Stored records:
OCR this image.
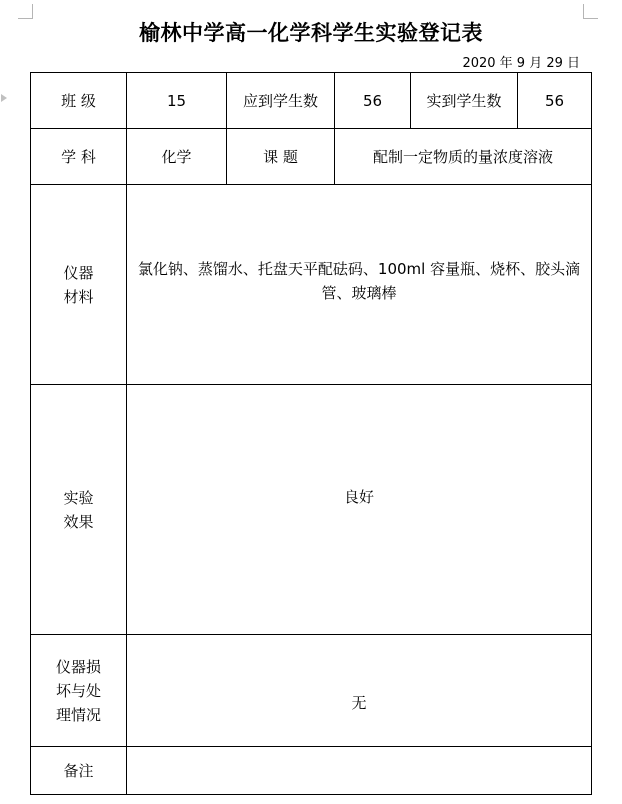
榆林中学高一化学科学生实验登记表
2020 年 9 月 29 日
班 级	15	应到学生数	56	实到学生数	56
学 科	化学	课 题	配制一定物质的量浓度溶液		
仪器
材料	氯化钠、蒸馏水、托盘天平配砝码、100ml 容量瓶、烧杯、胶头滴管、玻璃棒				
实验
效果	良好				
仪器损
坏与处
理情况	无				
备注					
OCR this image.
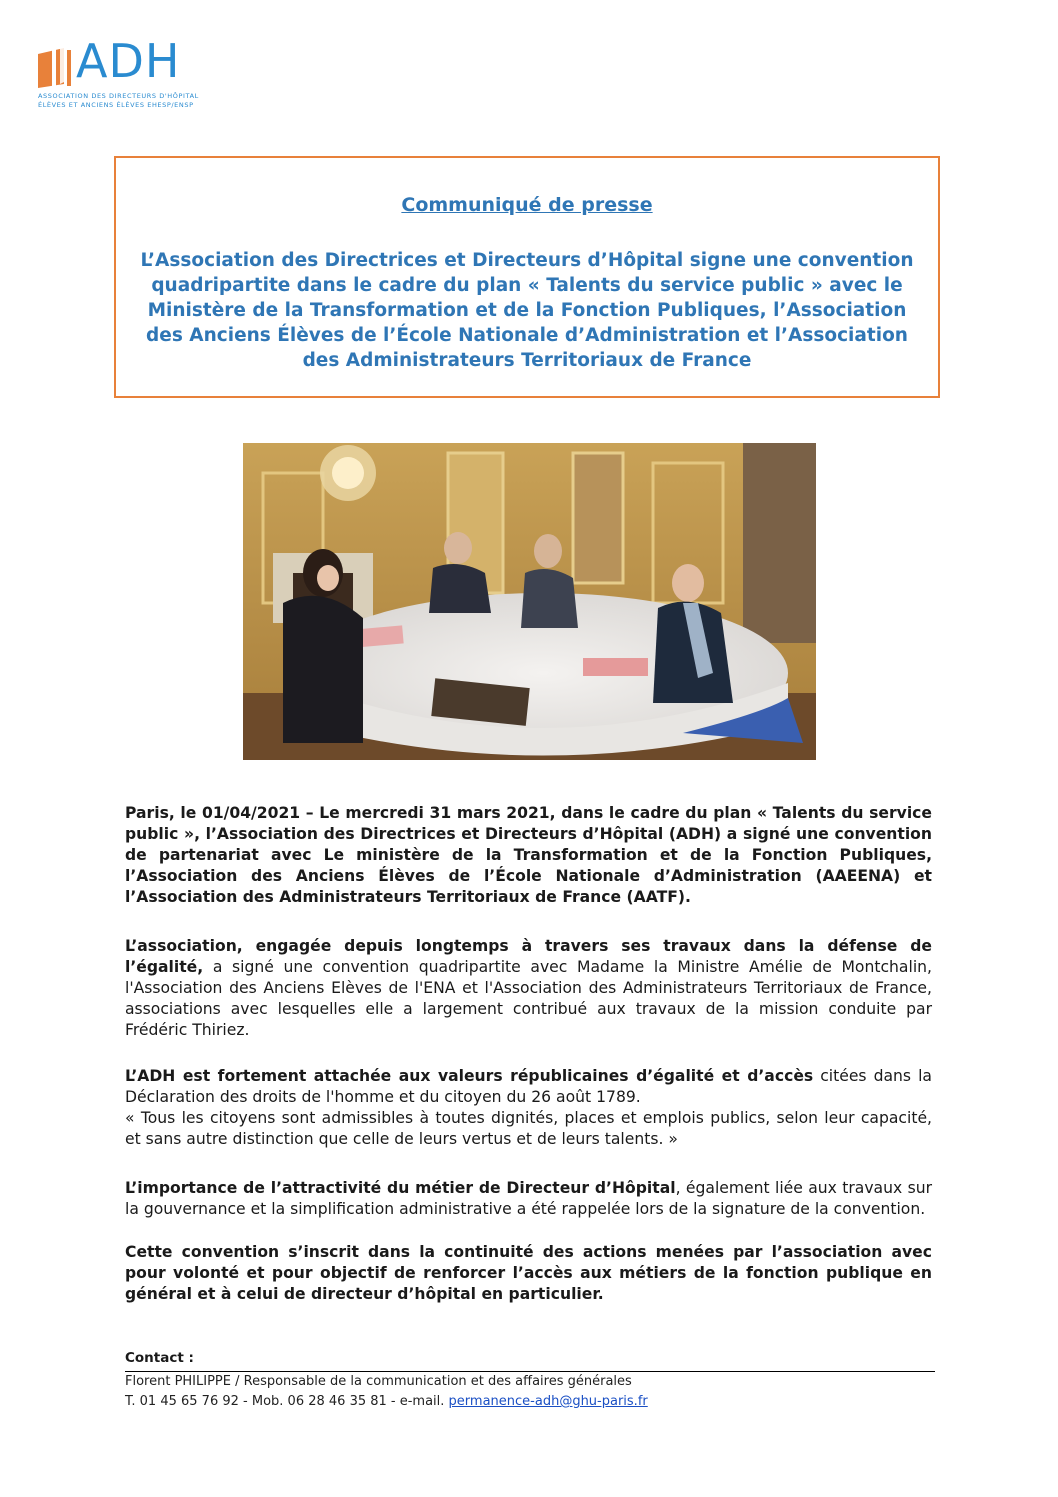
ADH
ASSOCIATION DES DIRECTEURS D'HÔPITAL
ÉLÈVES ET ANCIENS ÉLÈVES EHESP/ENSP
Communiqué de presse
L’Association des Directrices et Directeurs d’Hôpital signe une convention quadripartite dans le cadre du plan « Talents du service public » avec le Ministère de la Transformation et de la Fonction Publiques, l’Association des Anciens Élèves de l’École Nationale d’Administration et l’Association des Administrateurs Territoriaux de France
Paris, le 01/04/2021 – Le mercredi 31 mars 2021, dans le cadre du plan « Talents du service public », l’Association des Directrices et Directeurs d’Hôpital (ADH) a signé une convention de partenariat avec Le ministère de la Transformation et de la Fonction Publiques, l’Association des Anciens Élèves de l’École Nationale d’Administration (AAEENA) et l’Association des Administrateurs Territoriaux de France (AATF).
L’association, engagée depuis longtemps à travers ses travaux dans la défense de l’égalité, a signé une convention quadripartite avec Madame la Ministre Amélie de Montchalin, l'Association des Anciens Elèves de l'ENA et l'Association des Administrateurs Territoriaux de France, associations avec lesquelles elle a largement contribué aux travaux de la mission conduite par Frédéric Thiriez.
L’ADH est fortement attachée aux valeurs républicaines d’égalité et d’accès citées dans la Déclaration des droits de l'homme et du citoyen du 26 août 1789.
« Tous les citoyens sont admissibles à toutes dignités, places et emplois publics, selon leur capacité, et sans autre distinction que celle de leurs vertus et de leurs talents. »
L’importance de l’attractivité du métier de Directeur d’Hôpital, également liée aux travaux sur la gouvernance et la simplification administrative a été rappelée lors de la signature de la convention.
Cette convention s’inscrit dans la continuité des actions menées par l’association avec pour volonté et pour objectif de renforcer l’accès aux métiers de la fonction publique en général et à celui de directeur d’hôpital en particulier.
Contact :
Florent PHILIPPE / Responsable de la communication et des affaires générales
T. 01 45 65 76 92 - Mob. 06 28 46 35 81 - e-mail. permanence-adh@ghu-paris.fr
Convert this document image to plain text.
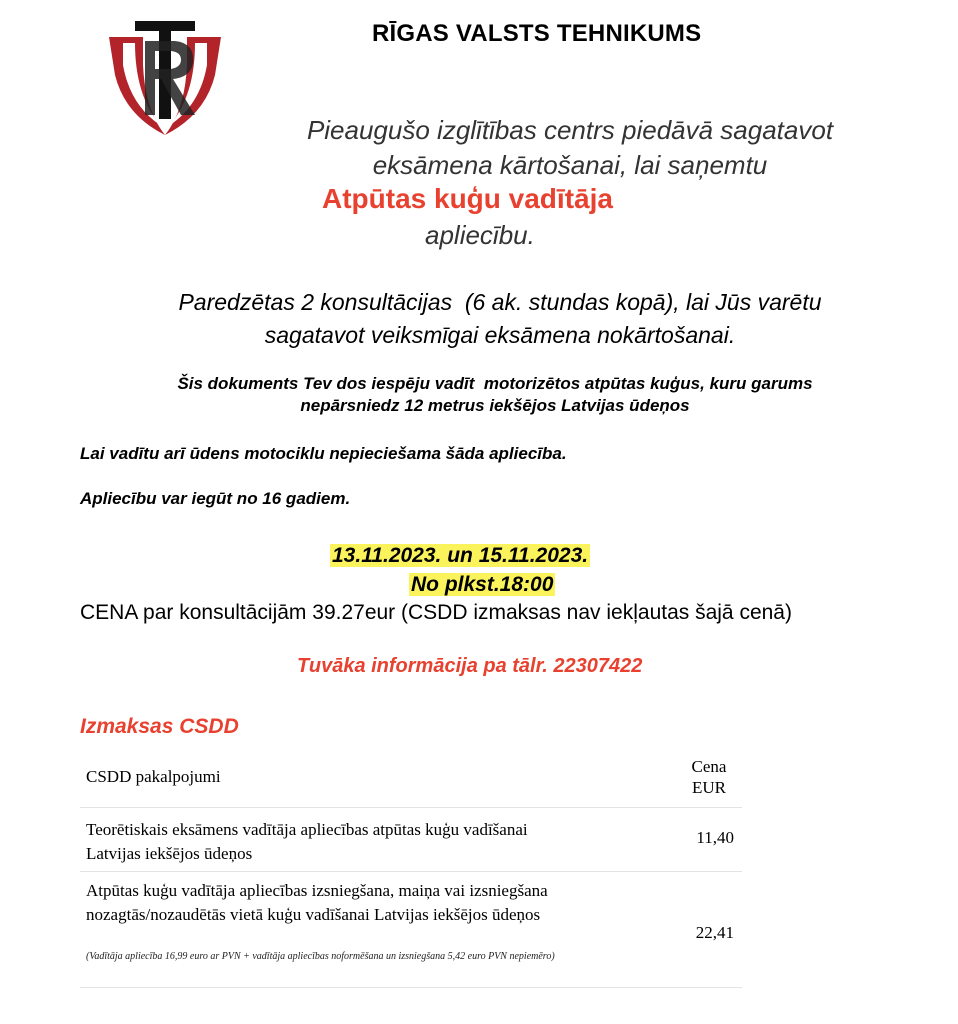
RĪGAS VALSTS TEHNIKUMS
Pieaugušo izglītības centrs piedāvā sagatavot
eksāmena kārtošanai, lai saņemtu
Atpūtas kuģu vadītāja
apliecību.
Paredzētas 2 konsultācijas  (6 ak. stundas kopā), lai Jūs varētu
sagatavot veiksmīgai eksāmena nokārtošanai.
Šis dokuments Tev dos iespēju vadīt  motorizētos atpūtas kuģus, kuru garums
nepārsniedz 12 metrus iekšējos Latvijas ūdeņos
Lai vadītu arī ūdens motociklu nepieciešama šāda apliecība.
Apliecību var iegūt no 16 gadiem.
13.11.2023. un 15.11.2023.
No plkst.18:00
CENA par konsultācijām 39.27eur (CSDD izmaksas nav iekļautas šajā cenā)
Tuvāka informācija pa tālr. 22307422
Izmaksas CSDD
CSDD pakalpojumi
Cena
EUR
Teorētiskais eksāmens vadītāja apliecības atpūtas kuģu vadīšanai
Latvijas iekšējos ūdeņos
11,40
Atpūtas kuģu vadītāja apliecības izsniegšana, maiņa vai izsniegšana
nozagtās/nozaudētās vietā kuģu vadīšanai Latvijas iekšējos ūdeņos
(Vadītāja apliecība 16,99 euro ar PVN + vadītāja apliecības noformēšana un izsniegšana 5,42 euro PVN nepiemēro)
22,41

* [Objective]: Set each line of the records down exactly, leaving every picture out.

* [Solution to this exercise]:
OCR this image.
榆林中学高一化学科学生实验登记表
2020 年 9 月 29 日
班 级	15	应到学生数	56	实到学生数	56
学 科	化学	课 题	配制一定物质的量浓度溶液		
仪器
材料	氯化钠、蒸馏水、托盘天平配砝码、100ml 容量瓶、烧杯、胶头滴管、玻璃棒				
实验
效果	良好				
仪器损
坏与处
理情况	无				
备注					
OCR this image.
ADH
ASSOCIATION DES DIRECTEURS D'HÔPITAL
ÉLÈVES ET ANCIENS ÉLÈVES EHESP/ENSP
Communiqué de presse
L’Association des Directrices et Directeurs d’Hôpital signe une convention quadripartite dans le cadre du plan « Talents du service public » avec le Ministère de la Transformation et de la Fonction Publiques, l’Association des Anciens Élèves de l’École Nationale d’Administration et l’Association des Administrateurs Territoriaux de France
Paris, le 01/04/2021 – Le mercredi 31 mars 2021, dans le cadre du plan « Talents du service public », l’Association des Directrices et Directeurs d’Hôpital (ADH) a signé une convention de partenariat avec Le ministère de la Transformation et de la Fonction Publiques, l’Association des Anciens Élèves de l’École Nationale d’Administration (AAEENA) et l’Association des Administrateurs Territoriaux de France (AATF).
L’association, engagée depuis longtemps à travers ses travaux dans la défense de l’égalité, a signé une convention quadripartite avec Madame la Ministre Amélie de Montchalin, l'Association des Anciens Elèves de l'ENA et l'Association des Administrateurs Territoriaux de France, associations avec lesquelles elle a largement contribué aux travaux de la mission conduite par Frédéric Thiriez.
L’ADH est fortement attachée aux valeurs républicaines d’égalité et d’accès citées dans la Déclaration des droits de l'homme et du citoyen du 26 août 1789.
« Tous les citoyens sont admissibles à toutes dignités, places et emplois publics, selon leur capacité, et sans autre distinction que celle de leurs vertus et de leurs talents. »
L’importance de l’attractivité du métier de Directeur d’Hôpital, également liée aux travaux sur la gouvernance et la simplification administrative a été rappelée lors de la signature de la convention.
Cette convention s’inscrit dans la continuité des actions menées par l’association avec pour volonté et pour objectif de renforcer l’accès aux métiers de la fonction publique en général et à celui de directeur d’hôpital en particulier.
Contact :
Florent PHILIPPE / Responsable de la communication et des affaires générales
T. 01 45 65 76 92 - Mob. 06 28 46 35 81 - e-mail. permanence-adh@ghu-paris.fr
Convert this document image to plain text.
RĪGAS VALSTS TEHNIKUMS
Pieaugušo izglītības centrs piedāvā sagatavot
eksāmena kārtošanai, lai saņemtu
Atpūtas kuģu vadītāja
apliecību.
Paredzētas 2 konsultācijas  (6 ak. stundas kopā), lai Jūs varētu
sagatavot veiksmīgai eksāmena nokārtošanai.
Šis dokuments Tev dos iespēju vadīt  motorizētos atpūtas kuģus, kuru garums
nepārsniedz 12 metrus iekšējos Latvijas ūdeņos
Lai vadītu arī ūdens motociklu nepieciešama šāda apliecība.
Apliecību var iegūt no 16 gadiem.
13.11.2023. un 15.11.2023.
No plkst.18:00
CENA par konsultācijām 39.27eur (CSDD izmaksas nav iekļautas šajā cenā)
Tuvāka informācija pa tālr. 22307422
Izmaksas CSDD
CSDD pakalpojumi
Cena
EUR
Teorētiskais eksāmens vadītāja apliecības atpūtas kuģu vadīšanai
Latvijas iekšējos ūdeņos
11,40
Atpūtas kuģu vadītāja apliecības izsniegšana, maiņa vai izsniegšana
nozagtās/nozaudētās vietā kuģu vadīšanai Latvijas iekšējos ūdeņos
(Vadītāja apliecība 16,99 euro ar PVN + vadītāja apliecības noformēšana un izsniegšana 5,42 euro PVN nepiemēro)
22,41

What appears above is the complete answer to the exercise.